## GOAL
Restate the full set of records exactly, word for word.

## RECORDED DATA
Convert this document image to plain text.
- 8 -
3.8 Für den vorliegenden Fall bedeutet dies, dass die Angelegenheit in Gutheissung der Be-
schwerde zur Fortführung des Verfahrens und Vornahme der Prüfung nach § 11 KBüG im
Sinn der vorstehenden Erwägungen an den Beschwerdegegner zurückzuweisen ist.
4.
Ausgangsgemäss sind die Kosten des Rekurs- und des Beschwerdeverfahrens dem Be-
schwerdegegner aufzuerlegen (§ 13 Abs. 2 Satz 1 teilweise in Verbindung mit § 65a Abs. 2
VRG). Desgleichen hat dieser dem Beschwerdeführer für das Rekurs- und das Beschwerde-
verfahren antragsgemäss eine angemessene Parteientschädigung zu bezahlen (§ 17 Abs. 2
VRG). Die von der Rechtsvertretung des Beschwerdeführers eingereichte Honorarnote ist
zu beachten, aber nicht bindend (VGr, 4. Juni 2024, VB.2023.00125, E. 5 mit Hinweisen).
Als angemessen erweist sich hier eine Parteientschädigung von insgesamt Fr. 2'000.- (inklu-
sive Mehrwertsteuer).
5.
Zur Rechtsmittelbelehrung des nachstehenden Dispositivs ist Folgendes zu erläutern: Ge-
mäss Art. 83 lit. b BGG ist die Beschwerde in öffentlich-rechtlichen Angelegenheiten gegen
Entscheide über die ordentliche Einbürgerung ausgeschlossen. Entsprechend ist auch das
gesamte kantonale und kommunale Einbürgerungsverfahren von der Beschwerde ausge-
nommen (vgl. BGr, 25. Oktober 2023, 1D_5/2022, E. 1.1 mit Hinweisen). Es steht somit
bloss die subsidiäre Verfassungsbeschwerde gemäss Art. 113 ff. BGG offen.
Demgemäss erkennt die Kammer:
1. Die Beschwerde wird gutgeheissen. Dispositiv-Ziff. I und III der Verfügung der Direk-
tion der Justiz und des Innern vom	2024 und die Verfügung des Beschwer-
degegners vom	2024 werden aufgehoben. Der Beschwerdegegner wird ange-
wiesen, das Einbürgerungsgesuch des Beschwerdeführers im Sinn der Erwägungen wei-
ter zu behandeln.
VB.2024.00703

## SOLUTION FOR THIS TASK
Convert this document image to plain text.
- 8 -
3.8 Für den vorliegenden Fall bedeutet dies, dass die Angelegenheit in Gutheissung der Be-
schwerde zur Fortführung des Verfahrens und Vornahme der Prüfung nach § 11 KBüG im
Sinn der vorstehenden Erwägungen an den Beschwerdegegner zurückzuweisen ist.
4.
Ausgangsgemäss sind die Kosten des Rekurs- und des Beschwerdeverfahrens dem Be-
schwerdegegner aufzuerlegen (§ 13 Abs. 2 Satz 1 teilweise in Verbindung mit § 65a Abs. 2
VRG). Desgleichen hat dieser dem Beschwerdeführer für das Rekurs- und das Beschwerde-
verfahren antragsgemäss eine angemessene Parteientschädigung zu bezahlen (§ 17 Abs. 2
VRG). Die von der Rechtsvertretung des Beschwerdeführers eingereichte Honorarnote ist
zu beachten, aber nicht bindend (VGr, 4. Juni 2024, VB.2023.00125, E. 5 mit Hinweisen).
Als angemessen erweist sich hier eine Parteientschädigung von insgesamt Fr. 2'000.- (inklu-
sive Mehrwertsteuer).
5.
Zur Rechtsmittelbelehrung des nachstehenden Dispositivs ist Folgendes zu erläutern: Ge-
mäss Art. 83 lit. b BGG ist die Beschwerde in öffentlich-rechtlichen Angelegenheiten gegen
Entscheide über die ordentliche Einbürgerung ausgeschlossen. Entsprechend ist auch das
gesamte kantonale und kommunale Einbürgerungsverfahren von der Beschwerde ausge-
nommen (vgl. BGr, 25. Oktober 2023, 1D_5/2022, E. 1.1 mit Hinweisen). Es steht somit
bloss die subsidiäre Verfassungsbeschwerde gemäss Art. 113 ff. BGG offen.
Demgemäss erkennt die Kammer:
1. Die Beschwerde wird gutgeheissen. Dispositiv-Ziff. I und III der Verfügung der Direk-
tion der Justiz und des Innern vom	2024 und die Verfügung des Beschwer-
degegners vom	2024 werden aufgehoben. Der Beschwerdegegner wird ange-
wiesen, das Einbürgerungsgesuch des Beschwerdeführers im Sinn der Erwägungen wei-
ter zu behandeln.
VB.2024.00703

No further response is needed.